EXTRACTED TEXT:
<<<<

I am trying to parse a XML file with HTML strings using DOMParser. The problem is that the getTextContent() method gets only the texts but not any HTML tags in it. I expect the string to be returned as it is rather than the parsed version. I searched the whole web and I couldn’t find anything that helps me. Btw. I cannot make any changes to the HTML strings since there are more than 100k stings spanning across around 500 files.
Test.xml file
<?xml version="1.0" encoding="iso-8859-1"?>
<UserDetails xml:lang="en">
<UserMessage ID="TestID">Text goes here. <span style="color:#DF0000"><b>Bold Text goes here.</b> </span>More Text.</UserMessage>
</UserDetails>
Java module
import com.sun.org.apache.xerces.internal.parsers.DOMParser;
import org.w3c.dom.Document;
import org.w3c.dom.Node;
import org.w3c.dom.NodeList;
import org.xml.sax.InputSource;
import java.io.File;
import java.io.FileInputStream;
import java.io.InputStream;
public class TestAll
{
public static void main(String[] args)

>>>>

SUPPLIED DATA:
<<<<

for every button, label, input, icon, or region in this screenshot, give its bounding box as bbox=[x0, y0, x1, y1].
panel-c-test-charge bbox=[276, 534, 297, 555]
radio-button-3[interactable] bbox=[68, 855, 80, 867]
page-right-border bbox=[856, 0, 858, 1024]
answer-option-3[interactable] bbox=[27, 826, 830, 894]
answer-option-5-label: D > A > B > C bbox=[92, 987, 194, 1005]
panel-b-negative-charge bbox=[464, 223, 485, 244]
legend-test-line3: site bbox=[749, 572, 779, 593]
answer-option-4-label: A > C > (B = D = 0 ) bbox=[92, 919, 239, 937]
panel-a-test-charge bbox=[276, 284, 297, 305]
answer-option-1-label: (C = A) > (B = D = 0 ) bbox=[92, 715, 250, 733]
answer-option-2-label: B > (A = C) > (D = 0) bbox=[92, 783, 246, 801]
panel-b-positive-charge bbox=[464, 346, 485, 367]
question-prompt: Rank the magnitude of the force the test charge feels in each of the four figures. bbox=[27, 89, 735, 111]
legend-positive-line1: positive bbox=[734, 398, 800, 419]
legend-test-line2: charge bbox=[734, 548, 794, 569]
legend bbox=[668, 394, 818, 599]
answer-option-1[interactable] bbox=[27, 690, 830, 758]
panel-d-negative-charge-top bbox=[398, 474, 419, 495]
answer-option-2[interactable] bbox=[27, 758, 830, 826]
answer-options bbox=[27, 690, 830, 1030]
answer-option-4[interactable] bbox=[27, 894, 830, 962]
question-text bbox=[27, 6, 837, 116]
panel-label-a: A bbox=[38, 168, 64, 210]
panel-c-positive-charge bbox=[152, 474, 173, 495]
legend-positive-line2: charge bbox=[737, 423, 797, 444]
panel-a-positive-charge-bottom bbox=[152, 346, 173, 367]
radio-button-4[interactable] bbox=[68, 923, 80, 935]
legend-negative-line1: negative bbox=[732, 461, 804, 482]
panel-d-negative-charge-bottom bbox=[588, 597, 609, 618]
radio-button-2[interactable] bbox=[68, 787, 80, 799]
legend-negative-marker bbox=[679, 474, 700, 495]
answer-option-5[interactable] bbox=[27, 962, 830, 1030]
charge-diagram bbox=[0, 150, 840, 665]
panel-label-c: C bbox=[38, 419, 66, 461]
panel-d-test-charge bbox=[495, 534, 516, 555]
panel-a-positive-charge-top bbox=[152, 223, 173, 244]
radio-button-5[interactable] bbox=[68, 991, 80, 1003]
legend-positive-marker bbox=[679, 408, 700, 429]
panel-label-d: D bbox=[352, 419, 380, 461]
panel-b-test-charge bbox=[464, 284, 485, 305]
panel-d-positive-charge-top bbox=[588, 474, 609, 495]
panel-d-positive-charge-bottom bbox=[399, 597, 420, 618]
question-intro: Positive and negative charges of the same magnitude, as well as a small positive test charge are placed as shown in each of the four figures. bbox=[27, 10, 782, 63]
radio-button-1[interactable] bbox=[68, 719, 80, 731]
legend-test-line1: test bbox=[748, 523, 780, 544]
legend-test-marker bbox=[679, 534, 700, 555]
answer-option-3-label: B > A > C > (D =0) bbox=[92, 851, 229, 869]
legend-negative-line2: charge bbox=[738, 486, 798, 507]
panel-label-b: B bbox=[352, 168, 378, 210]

>>>>

WHAT IS ASKED:
1. In the XML parsing post, condense the paragraph beginning "I am trying to parse a XML file" into a short list of its main facts.
2. Pick up the XML parsing post at the point where it stops and keep writing.

IN RESPONSE:
1.
- DOMParser is being used to parse an XML file that contains HTML strings.
- The getTextContent() method returns only the text and drops the HTML tags.
- The goal is to get each string back unchanged rather than parsed.
- A web search turned up nothing helpful.
- The HTML strings cannot be edited, since there are more than 100k of them across about 500 files.

2.
{
try
{
File file = new File("C:/Users/Administrator/Desktop/Test.xml");
DOMParser fileParser = new DOMParser();
InputStream in = new FileInputStream(file);
InputSource source = new InputSource(in);
fileParser.parse(source);
in.close();
Document newFileDoc = fileParser.getDocument();
NodeList nodes = newFileDoc.getChildNodes();
for (int i = 0; i < nodes.getLength(); i++)
{
Node node = nodes.item(i);
NodeList userMessages = node.getChildNodes();
for (int j = 0; j < userMessages.getLength(); j++)
{
Node userMessage = userMessages.item(j);
if (userMessage.getNodeType() == Node.ELEMENT_NODE)
{
String text = userMessage.getTextContent();
System.out.println(text);
}
}
}
}
catch (Exception e)
{
e.printStackTrace();
}
}
}
Actual Output
Text goes here. Bold Text goes here. More Text.
Expected Output
Text goes here. <span style="color:#DF0000"><b>Bold Text goes here.</b> </span>More Text.
Any help would be appreciated.